TASK DETAILS:
The answer must be every line below that contains the string "page".

DATA SUPPLIED: Begin

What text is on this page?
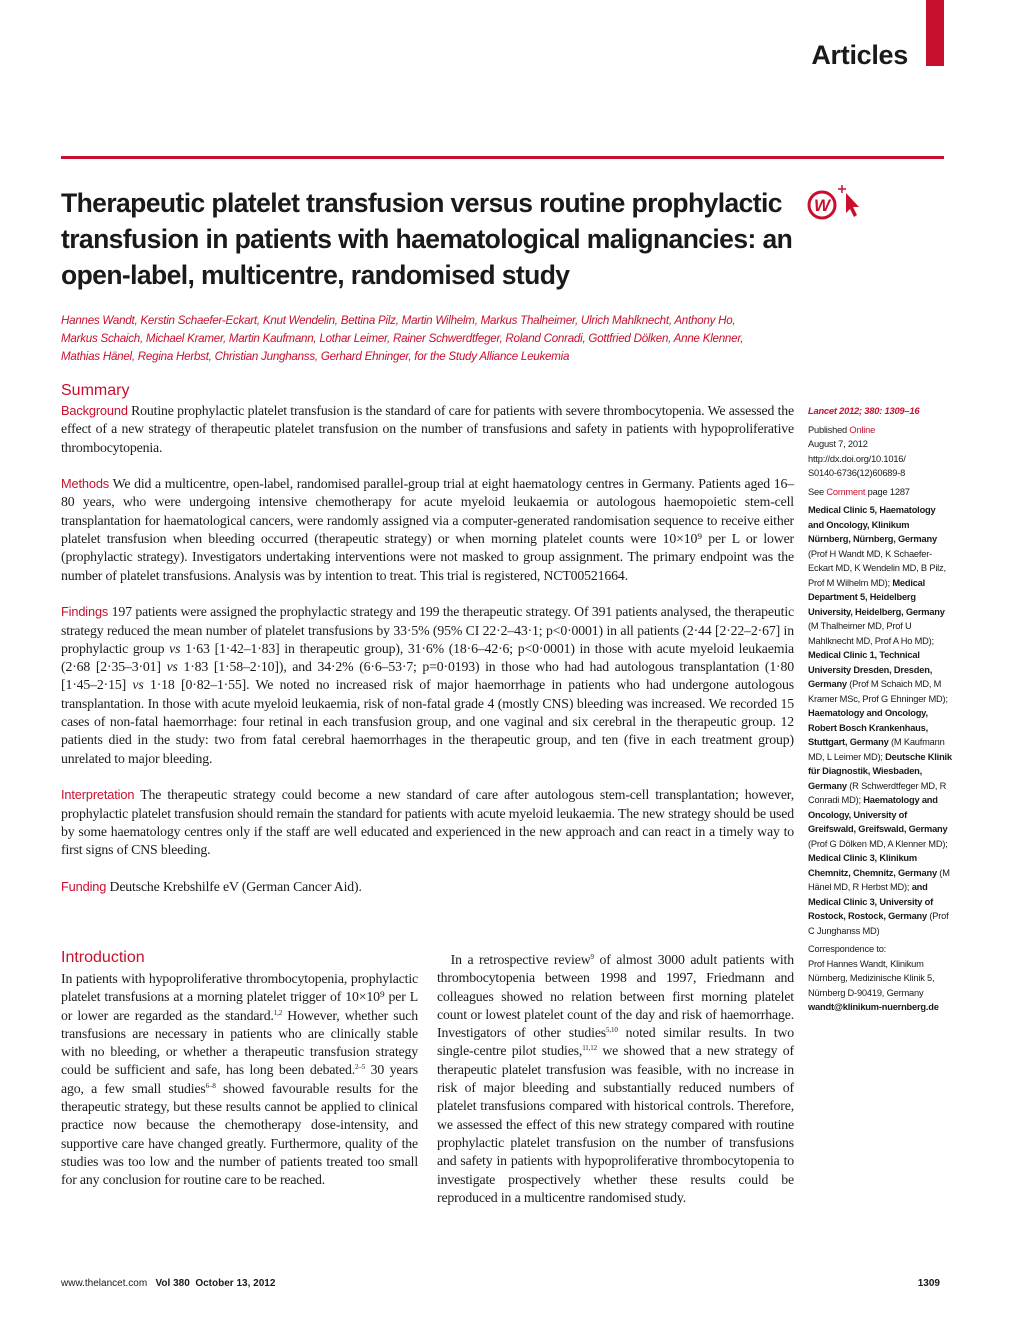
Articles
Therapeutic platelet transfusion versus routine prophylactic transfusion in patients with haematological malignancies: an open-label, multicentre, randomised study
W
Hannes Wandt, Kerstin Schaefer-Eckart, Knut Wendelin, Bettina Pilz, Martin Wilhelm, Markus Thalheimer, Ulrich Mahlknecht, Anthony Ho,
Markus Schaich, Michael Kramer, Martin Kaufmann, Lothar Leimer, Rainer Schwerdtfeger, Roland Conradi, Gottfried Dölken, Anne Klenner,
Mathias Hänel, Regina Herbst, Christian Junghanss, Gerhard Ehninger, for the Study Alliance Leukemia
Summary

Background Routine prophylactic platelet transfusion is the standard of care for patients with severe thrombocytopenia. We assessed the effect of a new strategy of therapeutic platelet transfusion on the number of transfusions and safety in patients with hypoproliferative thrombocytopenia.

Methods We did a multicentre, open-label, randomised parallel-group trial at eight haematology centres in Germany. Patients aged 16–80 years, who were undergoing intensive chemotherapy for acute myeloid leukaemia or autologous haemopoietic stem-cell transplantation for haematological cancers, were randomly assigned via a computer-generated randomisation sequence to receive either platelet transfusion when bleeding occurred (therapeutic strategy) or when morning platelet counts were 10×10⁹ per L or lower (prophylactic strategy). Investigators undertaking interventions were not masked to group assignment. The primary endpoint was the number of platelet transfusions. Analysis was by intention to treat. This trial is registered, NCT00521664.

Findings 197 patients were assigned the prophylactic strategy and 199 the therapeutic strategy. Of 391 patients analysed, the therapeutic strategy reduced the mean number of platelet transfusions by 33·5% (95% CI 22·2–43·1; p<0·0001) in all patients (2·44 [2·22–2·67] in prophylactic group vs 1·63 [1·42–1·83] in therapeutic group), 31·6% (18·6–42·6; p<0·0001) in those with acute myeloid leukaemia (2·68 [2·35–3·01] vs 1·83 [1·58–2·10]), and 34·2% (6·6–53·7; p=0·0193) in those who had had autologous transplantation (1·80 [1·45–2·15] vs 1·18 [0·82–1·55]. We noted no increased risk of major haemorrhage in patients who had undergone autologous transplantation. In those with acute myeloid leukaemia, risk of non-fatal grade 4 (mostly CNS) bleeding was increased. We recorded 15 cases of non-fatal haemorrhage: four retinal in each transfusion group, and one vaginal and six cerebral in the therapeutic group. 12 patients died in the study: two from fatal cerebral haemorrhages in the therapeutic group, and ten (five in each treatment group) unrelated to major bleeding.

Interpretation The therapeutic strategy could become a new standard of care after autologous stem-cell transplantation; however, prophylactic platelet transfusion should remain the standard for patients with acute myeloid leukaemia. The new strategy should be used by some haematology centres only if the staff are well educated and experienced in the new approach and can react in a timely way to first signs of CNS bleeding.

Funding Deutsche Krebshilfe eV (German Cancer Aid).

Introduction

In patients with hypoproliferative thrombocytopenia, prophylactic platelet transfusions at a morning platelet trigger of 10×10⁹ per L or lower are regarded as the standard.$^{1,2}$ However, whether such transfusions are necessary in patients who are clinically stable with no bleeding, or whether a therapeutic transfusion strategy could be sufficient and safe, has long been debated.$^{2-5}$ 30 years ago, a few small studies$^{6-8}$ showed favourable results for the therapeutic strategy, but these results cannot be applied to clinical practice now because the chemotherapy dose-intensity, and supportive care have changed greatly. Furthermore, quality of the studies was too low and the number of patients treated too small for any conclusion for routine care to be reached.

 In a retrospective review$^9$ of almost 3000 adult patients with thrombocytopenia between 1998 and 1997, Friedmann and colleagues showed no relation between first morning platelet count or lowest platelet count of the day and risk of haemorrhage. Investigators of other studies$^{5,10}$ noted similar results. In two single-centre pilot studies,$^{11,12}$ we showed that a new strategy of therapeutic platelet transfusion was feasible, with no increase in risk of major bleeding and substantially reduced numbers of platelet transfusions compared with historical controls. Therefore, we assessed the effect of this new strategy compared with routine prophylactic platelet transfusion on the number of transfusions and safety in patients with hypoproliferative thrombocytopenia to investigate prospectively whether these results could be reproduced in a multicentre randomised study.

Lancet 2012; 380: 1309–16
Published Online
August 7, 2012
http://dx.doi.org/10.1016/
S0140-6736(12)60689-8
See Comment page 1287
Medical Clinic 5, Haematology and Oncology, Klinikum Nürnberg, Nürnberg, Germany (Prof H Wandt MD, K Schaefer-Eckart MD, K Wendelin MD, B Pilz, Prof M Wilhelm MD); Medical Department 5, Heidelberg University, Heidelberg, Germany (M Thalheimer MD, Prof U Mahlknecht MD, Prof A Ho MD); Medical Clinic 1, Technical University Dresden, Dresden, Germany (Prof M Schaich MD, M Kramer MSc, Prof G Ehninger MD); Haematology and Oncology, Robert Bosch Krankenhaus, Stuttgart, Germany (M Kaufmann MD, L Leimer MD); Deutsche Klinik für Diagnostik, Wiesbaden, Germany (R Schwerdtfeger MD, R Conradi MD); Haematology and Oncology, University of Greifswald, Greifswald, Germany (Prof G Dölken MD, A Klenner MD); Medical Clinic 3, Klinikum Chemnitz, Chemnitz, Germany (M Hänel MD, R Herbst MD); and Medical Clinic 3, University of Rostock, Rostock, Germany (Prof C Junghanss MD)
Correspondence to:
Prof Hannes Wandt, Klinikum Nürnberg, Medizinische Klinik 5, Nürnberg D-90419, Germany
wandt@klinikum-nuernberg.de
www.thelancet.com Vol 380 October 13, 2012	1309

DATA SUPPLIED: End
DATA SUPPLIED: Begin

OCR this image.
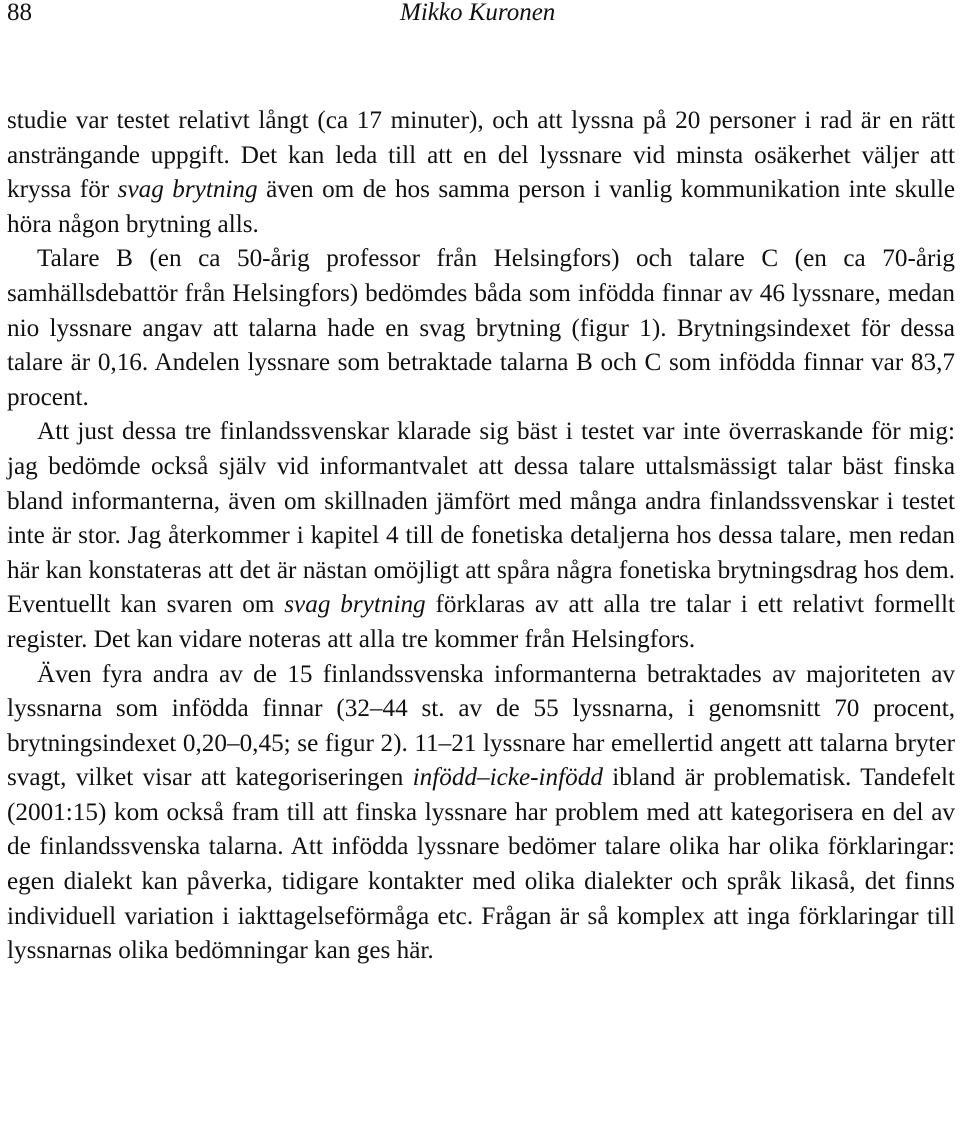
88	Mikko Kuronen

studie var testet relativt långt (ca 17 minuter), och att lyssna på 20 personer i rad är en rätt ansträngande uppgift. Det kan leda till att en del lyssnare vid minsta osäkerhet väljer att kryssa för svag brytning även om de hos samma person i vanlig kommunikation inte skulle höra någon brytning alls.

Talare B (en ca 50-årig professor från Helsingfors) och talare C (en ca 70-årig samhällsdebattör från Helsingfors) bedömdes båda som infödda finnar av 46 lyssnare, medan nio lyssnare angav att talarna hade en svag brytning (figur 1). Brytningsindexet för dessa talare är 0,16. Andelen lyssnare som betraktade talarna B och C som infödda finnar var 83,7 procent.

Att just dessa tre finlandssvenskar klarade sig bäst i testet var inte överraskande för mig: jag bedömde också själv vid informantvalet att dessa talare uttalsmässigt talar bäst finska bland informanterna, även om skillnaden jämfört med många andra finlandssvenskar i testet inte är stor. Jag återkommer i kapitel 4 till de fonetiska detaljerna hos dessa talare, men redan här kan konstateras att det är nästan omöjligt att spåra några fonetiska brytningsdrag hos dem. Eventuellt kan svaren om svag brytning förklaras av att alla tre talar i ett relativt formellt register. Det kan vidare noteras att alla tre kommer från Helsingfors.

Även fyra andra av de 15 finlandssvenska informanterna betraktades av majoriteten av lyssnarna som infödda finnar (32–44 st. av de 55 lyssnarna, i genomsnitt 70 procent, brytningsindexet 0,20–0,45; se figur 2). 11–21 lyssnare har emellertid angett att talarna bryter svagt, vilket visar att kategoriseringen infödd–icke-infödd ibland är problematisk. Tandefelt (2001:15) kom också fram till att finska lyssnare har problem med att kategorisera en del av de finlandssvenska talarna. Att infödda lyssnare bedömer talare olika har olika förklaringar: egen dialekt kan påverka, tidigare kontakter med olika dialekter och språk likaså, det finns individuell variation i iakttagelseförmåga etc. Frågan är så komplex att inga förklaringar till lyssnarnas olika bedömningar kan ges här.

DATA SUPPLIED: End

RESPONSE TO THIS EXERCISE:
What text is on this page?
See Comment page 1287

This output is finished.